__Exercises to complete__.
- a) From the text on Drupal data structures, write out the part that begins at the words "As an example, consider" and stops after "invent other things!", changing "_permission" to "_role".
- b) According to the text on Drupal data structures, in which directory is the base routing system defined?

__Excerpted text__.
****************************************

Problem/Motivation

Drupal used to have a reputation for having enormous arrays. In D8, that's changed, and yet it's stayed the same... we no longer have info hooks, but we still have big arrays for render and Form API, and in addition we now have data structures in annotations and YML files: these are basically the same as arrays.

We need to properly document how these data structures work: what can developers create with them and what properties and values they accept.

But what makes this challenging is that they are *extensible*: one component invents the structure and uses it, but other components or modules add other properties or values that extend the structure. So we can’t document the whole thing in one place, because the complete picture is scattered over various parts of core. But for developers wanting to read about a particular structure, we want all the relevant documentation to be presented in one place.

As an example, consider routing.

The base routing system is defined in core/lib/Drupal/Core/Routing. That would be a good place to put documentation for MODULE.routing.yml files.

But other components are modules go on to define their own properties of routing files:

- core/lib/Drupal/Core/Controller invents the _title property and others
- core/lib/Drupal/Core/Entity invents _entity_form and others
- user module invents _permission
- other modules might invent other things!

****************************************

__Records supplied__.
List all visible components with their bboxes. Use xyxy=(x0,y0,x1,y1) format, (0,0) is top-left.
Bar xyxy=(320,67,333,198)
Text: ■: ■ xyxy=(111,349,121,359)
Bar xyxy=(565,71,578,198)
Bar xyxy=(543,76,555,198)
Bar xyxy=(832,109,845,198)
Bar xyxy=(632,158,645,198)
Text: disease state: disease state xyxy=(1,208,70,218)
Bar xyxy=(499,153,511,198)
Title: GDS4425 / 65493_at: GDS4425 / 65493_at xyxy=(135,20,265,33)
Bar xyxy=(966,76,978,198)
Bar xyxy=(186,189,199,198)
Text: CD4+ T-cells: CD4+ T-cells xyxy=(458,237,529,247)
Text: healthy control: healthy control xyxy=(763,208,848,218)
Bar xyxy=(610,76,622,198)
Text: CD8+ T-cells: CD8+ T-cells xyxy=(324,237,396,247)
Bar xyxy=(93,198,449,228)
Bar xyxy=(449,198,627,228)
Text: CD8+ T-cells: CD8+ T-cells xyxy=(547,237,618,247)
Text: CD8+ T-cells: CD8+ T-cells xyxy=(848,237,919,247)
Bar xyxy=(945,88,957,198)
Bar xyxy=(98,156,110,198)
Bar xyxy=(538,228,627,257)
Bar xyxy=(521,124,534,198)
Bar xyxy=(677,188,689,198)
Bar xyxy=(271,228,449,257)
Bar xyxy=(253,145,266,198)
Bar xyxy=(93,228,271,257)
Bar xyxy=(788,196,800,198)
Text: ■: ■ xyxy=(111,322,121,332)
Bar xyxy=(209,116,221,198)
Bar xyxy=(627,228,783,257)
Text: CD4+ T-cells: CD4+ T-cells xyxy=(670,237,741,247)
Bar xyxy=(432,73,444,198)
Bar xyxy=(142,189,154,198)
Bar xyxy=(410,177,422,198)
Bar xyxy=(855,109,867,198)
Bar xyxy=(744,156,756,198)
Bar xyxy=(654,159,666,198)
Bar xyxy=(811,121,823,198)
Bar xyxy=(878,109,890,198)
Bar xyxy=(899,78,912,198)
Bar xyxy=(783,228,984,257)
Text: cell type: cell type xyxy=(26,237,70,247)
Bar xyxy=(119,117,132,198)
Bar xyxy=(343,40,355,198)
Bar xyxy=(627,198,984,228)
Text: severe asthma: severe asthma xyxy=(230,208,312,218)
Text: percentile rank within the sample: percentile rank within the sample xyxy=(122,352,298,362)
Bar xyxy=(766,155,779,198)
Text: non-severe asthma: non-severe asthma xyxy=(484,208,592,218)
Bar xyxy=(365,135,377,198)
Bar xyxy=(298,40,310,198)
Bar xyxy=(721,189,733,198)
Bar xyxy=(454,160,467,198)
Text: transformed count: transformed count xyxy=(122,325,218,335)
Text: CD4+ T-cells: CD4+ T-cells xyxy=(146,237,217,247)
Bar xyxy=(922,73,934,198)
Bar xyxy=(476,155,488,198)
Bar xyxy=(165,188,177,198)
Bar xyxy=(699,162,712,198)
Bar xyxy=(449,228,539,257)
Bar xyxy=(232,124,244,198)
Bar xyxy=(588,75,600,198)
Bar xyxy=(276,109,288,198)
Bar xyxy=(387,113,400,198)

****************************************

__Solutions to each task__.
- a)
As an example, consider routing.

The base routing system is defined in core/lib/Drupal/Core/Routing. That would be a good place to put documentation for MODULE.routing.yml files.

But other components are modules go on to define their own properties of routing files:

- core/lib/Drupal/Core/Controller invents the _title property and others
- core/lib/Drupal/Core/Entity invents _entity_form and others
- user module invents _role
- other modules might invent other things!

- b) core/lib/Drupal/Core/Routing